WHAT YOU ARE ASKED TO DO - Repeat the whole listing below, word for word.

DATASET EXCERPTS -
"""

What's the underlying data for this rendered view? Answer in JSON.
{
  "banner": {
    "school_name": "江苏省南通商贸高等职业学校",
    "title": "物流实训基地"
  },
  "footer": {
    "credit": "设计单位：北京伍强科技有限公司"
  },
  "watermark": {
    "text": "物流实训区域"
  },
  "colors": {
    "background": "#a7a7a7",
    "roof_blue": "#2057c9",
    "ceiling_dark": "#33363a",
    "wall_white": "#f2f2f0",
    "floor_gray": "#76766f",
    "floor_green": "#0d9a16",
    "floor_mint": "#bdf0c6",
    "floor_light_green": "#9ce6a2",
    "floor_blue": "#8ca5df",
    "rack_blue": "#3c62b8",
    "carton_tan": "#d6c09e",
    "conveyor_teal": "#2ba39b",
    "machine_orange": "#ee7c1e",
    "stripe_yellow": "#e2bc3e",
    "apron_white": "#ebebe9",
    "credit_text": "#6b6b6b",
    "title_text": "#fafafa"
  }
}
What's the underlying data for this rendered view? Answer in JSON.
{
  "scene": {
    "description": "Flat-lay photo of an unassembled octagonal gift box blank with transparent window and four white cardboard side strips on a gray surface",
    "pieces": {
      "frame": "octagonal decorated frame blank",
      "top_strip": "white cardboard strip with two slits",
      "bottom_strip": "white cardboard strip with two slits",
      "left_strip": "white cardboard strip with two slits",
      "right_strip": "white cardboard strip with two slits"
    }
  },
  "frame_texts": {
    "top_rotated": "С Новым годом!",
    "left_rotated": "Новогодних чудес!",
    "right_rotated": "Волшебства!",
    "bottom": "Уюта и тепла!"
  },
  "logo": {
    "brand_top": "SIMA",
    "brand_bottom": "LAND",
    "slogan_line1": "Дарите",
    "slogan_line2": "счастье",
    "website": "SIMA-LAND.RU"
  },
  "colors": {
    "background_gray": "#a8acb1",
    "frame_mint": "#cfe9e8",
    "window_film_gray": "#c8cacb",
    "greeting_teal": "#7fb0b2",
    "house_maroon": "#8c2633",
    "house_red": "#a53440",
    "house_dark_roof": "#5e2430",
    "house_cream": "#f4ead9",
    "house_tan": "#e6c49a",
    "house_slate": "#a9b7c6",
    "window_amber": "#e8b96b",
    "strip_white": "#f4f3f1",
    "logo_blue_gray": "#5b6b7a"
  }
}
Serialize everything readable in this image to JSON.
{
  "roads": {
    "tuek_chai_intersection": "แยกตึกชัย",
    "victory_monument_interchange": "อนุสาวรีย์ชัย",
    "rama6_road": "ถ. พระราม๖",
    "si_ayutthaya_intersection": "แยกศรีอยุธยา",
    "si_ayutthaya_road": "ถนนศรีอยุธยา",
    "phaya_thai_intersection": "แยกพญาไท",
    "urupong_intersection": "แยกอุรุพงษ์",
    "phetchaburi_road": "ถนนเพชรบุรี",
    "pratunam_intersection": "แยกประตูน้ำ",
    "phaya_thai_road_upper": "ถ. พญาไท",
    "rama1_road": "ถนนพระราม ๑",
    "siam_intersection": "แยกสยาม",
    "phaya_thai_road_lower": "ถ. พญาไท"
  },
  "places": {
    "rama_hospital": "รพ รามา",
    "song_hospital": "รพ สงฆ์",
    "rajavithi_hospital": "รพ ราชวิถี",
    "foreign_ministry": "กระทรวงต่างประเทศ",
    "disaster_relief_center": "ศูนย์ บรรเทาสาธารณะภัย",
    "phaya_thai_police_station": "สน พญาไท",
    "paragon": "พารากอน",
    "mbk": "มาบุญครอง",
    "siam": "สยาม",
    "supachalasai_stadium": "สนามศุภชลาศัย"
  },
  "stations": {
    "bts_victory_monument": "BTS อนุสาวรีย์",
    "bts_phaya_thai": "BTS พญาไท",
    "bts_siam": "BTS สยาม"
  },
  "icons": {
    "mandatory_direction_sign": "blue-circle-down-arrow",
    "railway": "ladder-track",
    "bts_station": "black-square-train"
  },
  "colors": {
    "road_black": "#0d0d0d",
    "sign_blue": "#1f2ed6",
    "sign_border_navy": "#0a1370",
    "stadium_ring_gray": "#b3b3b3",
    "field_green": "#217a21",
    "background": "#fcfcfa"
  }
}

"""

RESPONSE TO THIS TASK -
What's the underlying data for this rendered view? Answer in JSON.
{
  "banner": {
    "school_name": "江苏省南通商贸高等职业学校",
    "title": "物流实训基地"
  },
  "footer": {
    "credit": "设计单位：北京伍强科技有限公司"
  },
  "watermark": {
    "text": "物流实训区域"
  },
  "colors": {
    "background": "#a7a7a7",
    "roof_blue": "#2057c9",
    "ceiling_dark": "#33363a",
    "wall_white": "#f2f2f0",
    "floor_gray": "#76766f",
    "floor_green": "#0d9a16",
    "floor_mint": "#bdf0c6",
    "floor_light_green": "#9ce6a2",
    "floor_blue": "#8ca5df",
    "rack_blue": "#3c62b8",
    "carton_tan": "#d6c09e",
    "conveyor_teal": "#2ba39b",
    "machine_orange": "#ee7c1e",
    "stripe_yellow": "#e2bc3e",
    "apron_white": "#ebebe9",
    "credit_text": "#6b6b6b",
    "title_text": "#fafafa"
  }
}
What's the underlying data for this rendered view? Answer in JSON.
{
  "scene": {
    "description": "Flat-lay photo of an unassembled octagonal gift box blank with transparent window and four white cardboard side strips on a gray surface",
    "pieces": {
      "frame": "octagonal decorated frame blank",
      "top_strip": "white cardboard strip with two slits",
      "bottom_strip": "white cardboard strip with two slits",
      "left_strip": "white cardboard strip with two slits",
      "right_strip": "white cardboard strip with two slits"
    }
  },
  "frame_texts": {
    "top_rotated": "С Новым годом!",
    "left_rotated": "Новогодних чудес!",
    "right_rotated": "Волшебства!",
    "bottom": "Уюта и тепла!"
  },
  "logo": {
    "brand_top": "SIMA",
    "brand_bottom": "LAND",
    "slogan_line1": "Дарите",
    "slogan_line2": "счастье",
    "website": "SIMA-LAND.RU"
  },
  "colors": {
    "background_gray": "#a8acb1",
    "frame_mint": "#cfe9e8",
    "window_film_gray": "#c8cacb",
    "greeting_teal": "#7fb0b2",
    "house_maroon": "#8c2633",
    "house_red": "#a53440",
    "house_dark_roof": "#5e2430",
    "house_cream": "#f4ead9",
    "house_tan": "#e6c49a",
    "house_slate": "#a9b7c6",
    "window_amber": "#e8b96b",
    "strip_white": "#f4f3f1",
    "logo_blue_gray": "#5b6b7a"
  }
}
Serialize everything readable in this image to JSON.
{
  "roads": {
    "tuek_chai_intersection": "แยกตึกชัย",
    "victory_monument_interchange": "อนุสาวรีย์ชัย",
    "rama6_road": "ถ. พระราม๖",
    "si_ayutthaya_intersection": "แยกศรีอยุธยา",
    "si_ayutthaya_road": "ถนนศรีอยุธยา",
    "phaya_thai_intersection": "แยกพญาไท",
    "urupong_intersection": "แยกอุรุพงษ์",
    "phetchaburi_road": "ถนนเพชรบุรี",
    "pratunam_intersection": "แยกประตูน้ำ",
    "phaya_thai_road_upper": "ถ. พญาไท",
    "rama1_road": "ถนนพระราม ๑",
    "siam_intersection": "แยกสยาม",
    "phaya_thai_road_lower": "ถ. พญาไท"
  },
  "places": {
    "rama_hospital": "รพ รามา",
    "song_hospital": "รพ สงฆ์",
    "rajavithi_hospital": "รพ ราชวิถี",
    "foreign_ministry": "กระทรวงต่างประเทศ",
    "disaster_relief_center": "ศูนย์ บรรเทาสาธารณะภัย",
    "phaya_thai_police_station": "สน พญาไท",
    "paragon": "พารากอน",
    "mbk": "มาบุญครอง",
    "siam": "สยาม",
    "supachalasai_stadium": "สนามศุภชลาศัย"
  },
  "stations": {
    "bts_victory_monument": "BTS อนุสาวรีย์",
    "bts_phaya_thai": "BTS พญาไท",
    "bts_siam": "BTS สยาม"
  },
  "icons": {
    "mandatory_direction_sign": "blue-circle-down-arrow",
    "railway": "ladder-track",
    "bts_station": "black-square-train"
  },
  "colors": {
    "road_black": "#0d0d0d",
    "sign_blue": "#1f2ed6",
    "sign_border_navy": "#0a1370",
    "stadium_ring_gray": "#b3b3b3",
    "field_green": "#217a21",
    "background": "#fcfcfa"
  }
}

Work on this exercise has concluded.